- [WHAT YOU ARE ASKED TO DO] Extract all lines in the data that contain the word "JSON".

- [MATERIALS PROVIDED]
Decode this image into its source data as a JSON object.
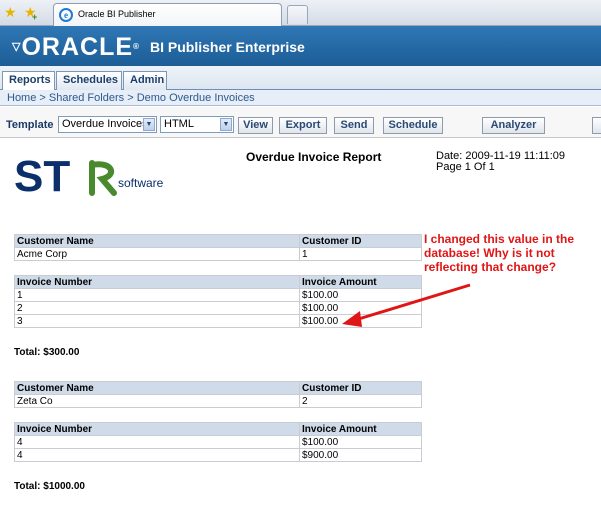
{
  "browser": {
    "tab_title": "Oracle BI Publisher"
  },
  "header": {
    "logo_text": "ORACLE",
    "product": "BI Publisher Enterprise"
  },
  "menu_tabs": [
    {
      "label": "Reports"
    },
    {
      "label": "Schedules"
    },
    {
      "label": "Admin"
    }
  ],
  "breadcrumb": {
    "home": "Home",
    "folder": "Shared Folders",
    "report": "Demo Overdue Invoices",
    "separator": ">"
  },
  "toolbar": {
    "template_label": "Template",
    "template_value": "Overdue Invoices",
    "format_value": "HTML",
    "view": "View",
    "export": "Export",
    "send": "Send",
    "schedule": "Schedule",
    "analyzer": "Analyzer"
  },
  "report": {
    "logo_letters": "ST",
    "logo_sub": "software",
    "title": "Overdue Invoice Report",
    "date": "Date: 2009-11-19 11:11:09",
    "page": "Page 1 Of 1",
    "labels": {
      "customer_name": "Customer Name",
      "customer_id": "Customer ID",
      "invoice_number": "Invoice Number",
      "invoice_amount": "Invoice Amount"
    },
    "customers": [
      {
        "name": "Acme Corp",
        "id": "1",
        "invoices": [
          {
            "number": "1",
            "amount": "$100.00"
          },
          {
            "number": "2",
            "amount": "$100.00"
          },
          {
            "number": "3",
            "amount": "$100.00"
          }
        ],
        "total": "Total: $300.00"
      },
      {
        "name": "Zeta Co",
        "id": "2",
        "invoices": [
          {
            "number": "4",
            "amount": "$100.00"
          },
          {
            "number": "4",
            "amount": "$900.00"
          }
        ],
        "total": "Total: $1000.00"
      }
    ]
  },
  "annotation": {
    "line1": "I changed this value in the",
    "line2": "database!  Why is it not",
    "line3": "reflecting that change?",
    "color": "#e01515"
  },
  "colors": {
    "brand_blue": "#1c5d96",
    "table_header": "#cfdbe8",
    "str_blue": "#0a2f6b",
    "str_green": "#4a8a2e"
  }
}
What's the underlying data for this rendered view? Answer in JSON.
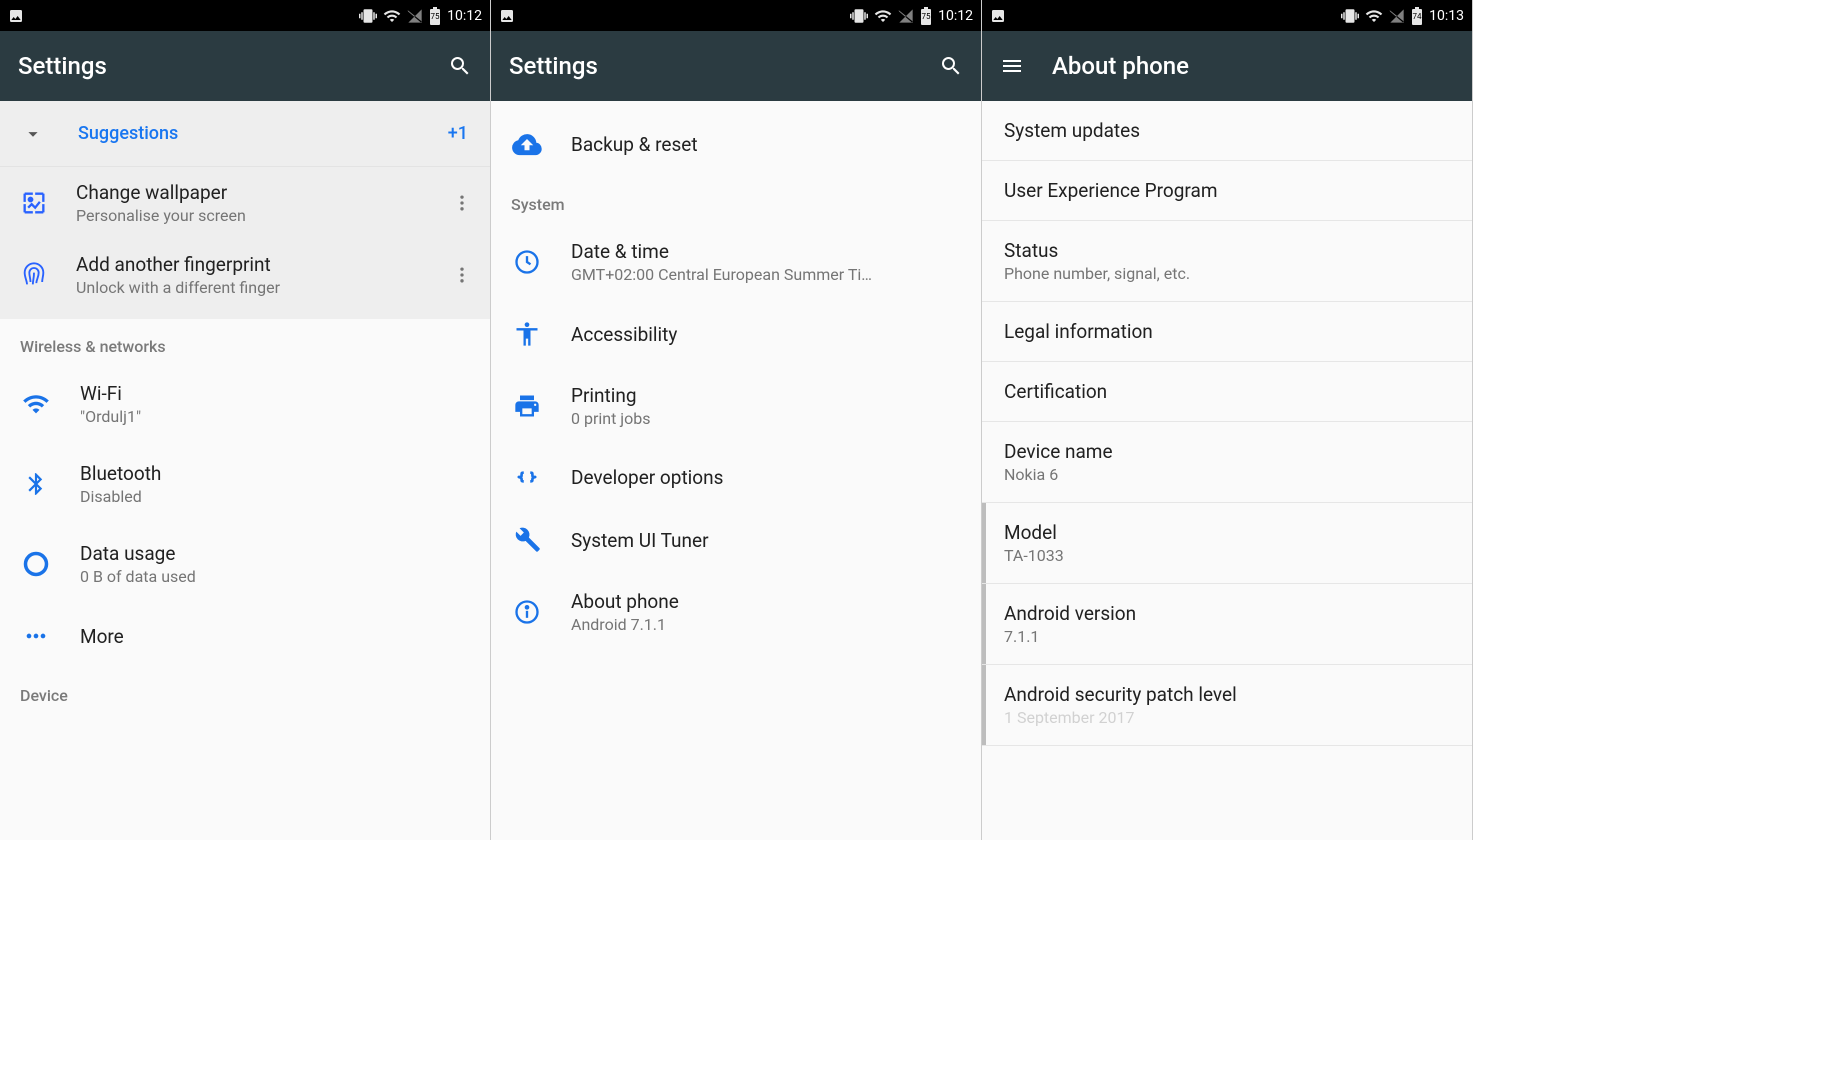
{
  "screens": {
    "left": {
      "status": {
        "time": "10:12",
        "battery": "75"
      },
      "appbar": {
        "title": "Settings"
      },
      "suggestions": {
        "label": "Suggestions",
        "badge": "+1",
        "items": [
          {
            "title": "Change wallpaper",
            "subtitle": "Personalise your screen"
          },
          {
            "title": "Add another fingerprint",
            "subtitle": "Unlock with a different finger"
          }
        ]
      },
      "wireless_header": "Wireless & networks",
      "wifi": {
        "title": "Wi-Fi",
        "subtitle": "\"Ordulj1\""
      },
      "bluetooth": {
        "title": "Bluetooth",
        "subtitle": "Disabled"
      },
      "datausage": {
        "title": "Data usage",
        "subtitle": "0 B of data used"
      },
      "more": {
        "title": "More"
      },
      "device_header": "Device"
    },
    "center": {
      "status": {
        "time": "10:12",
        "battery": "75"
      },
      "appbar": {
        "title": "Settings"
      },
      "backup": {
        "title": "Backup & reset"
      },
      "system_header": "System",
      "datetime": {
        "title": "Date & time",
        "subtitle": "GMT+02:00 Central European Summer Ti…"
      },
      "accessibility": {
        "title": "Accessibility"
      },
      "printing": {
        "title": "Printing",
        "subtitle": "0 print jobs"
      },
      "devopts": {
        "title": "Developer options"
      },
      "tuner": {
        "title": "System UI Tuner"
      },
      "about": {
        "title": "About phone",
        "subtitle": "Android 7.1.1"
      }
    },
    "right": {
      "status": {
        "time": "10:13",
        "battery": "74"
      },
      "appbar": {
        "title": "About phone"
      },
      "items": {
        "updates": "System updates",
        "uep": "User Experience Program",
        "status_t": "Status",
        "status_s": "Phone number, signal, etc.",
        "legal": "Legal information",
        "cert": "Certification",
        "devname_t": "Device name",
        "devname_s": "Nokia 6",
        "model_t": "Model",
        "model_s": "TA-1033",
        "aver_t": "Android version",
        "aver_s": "7.1.1",
        "patch_t": "Android security patch level",
        "patch_s": "1 September 2017"
      }
    }
  }
}
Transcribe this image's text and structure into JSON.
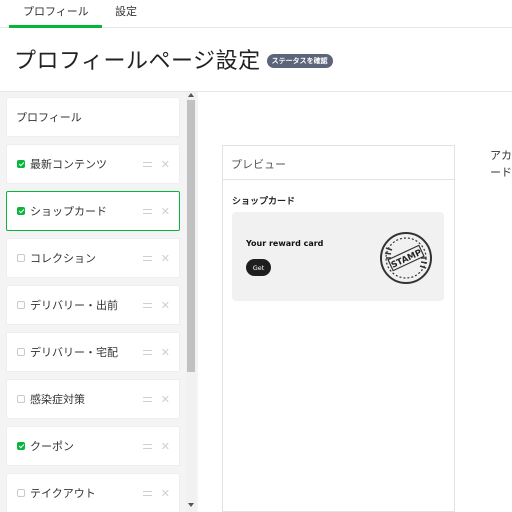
{
  "tabs": [
    {
      "label": "プロフィール",
      "active": true
    },
    {
      "label": "設定",
      "active": false
    }
  ],
  "header": {
    "title": "プロフィールページ設定",
    "status_badge": "ステータスを確認"
  },
  "sidebar": {
    "header_item": "プロフィール",
    "items": [
      {
        "label": "最新コンテンツ",
        "checked": true
      },
      {
        "label": "ショップカード",
        "checked": true,
        "selected": true
      },
      {
        "label": "コレクション",
        "checked": false
      },
      {
        "label": "デリバリー・出前",
        "checked": false
      },
      {
        "label": "デリバリー・宅配",
        "checked": false
      },
      {
        "label": "感染症対策",
        "checked": false
      },
      {
        "label": "クーポン",
        "checked": true
      },
      {
        "label": "テイクアウト",
        "checked": false
      }
    ]
  },
  "preview": {
    "title": "プレビュー",
    "section_title": "ショップカード",
    "card_title": "Your reward card",
    "card_button": "Get",
    "stamp_text": "STAMP"
  },
  "right_panel": {
    "line1": "アカ",
    "line2": "ード"
  },
  "colors": {
    "accent": "#07b53b",
    "badge": "#5b6478"
  },
  "icons": {
    "drag": "drag-handle-icon",
    "delete": "close-icon"
  }
}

- [OUTPUT OF THE TASK]
Decode this image into its source data as a JSON object.
What's the underlying data for this rendered view? Answer in JSON.
Transcribe this image's text and structure into JSON.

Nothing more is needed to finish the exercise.